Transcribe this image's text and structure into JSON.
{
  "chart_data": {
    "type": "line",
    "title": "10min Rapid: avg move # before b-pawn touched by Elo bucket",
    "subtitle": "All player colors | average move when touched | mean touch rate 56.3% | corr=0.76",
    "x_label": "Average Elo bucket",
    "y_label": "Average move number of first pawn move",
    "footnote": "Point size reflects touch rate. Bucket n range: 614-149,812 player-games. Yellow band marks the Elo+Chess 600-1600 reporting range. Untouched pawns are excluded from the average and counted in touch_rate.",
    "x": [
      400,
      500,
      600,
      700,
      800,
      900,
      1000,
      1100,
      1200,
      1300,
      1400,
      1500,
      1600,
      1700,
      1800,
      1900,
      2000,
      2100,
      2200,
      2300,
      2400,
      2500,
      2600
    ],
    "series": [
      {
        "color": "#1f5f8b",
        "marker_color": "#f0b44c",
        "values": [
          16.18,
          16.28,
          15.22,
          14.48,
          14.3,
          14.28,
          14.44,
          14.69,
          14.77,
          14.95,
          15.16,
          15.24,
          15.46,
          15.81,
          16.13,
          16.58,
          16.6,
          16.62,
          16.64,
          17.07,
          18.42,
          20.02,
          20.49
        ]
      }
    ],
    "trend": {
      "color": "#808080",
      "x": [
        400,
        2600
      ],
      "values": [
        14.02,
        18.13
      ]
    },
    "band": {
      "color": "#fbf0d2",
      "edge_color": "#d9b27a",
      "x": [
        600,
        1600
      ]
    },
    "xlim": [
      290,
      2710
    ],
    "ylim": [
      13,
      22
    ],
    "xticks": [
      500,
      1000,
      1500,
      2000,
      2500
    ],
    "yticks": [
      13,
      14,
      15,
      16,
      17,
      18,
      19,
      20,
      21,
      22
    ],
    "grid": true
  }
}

## Problem statement
Take every line from the data above that holds "move" and copy it out.

## Exercise answer
    "title": "10min Rapid: avg move # before b-pawn touched by Elo bucket",
    "subtitle": "All player colors | average move when touched | mean touch rate 56.3% | corr=0.76",
    "y_label": "Average move number of first pawn move",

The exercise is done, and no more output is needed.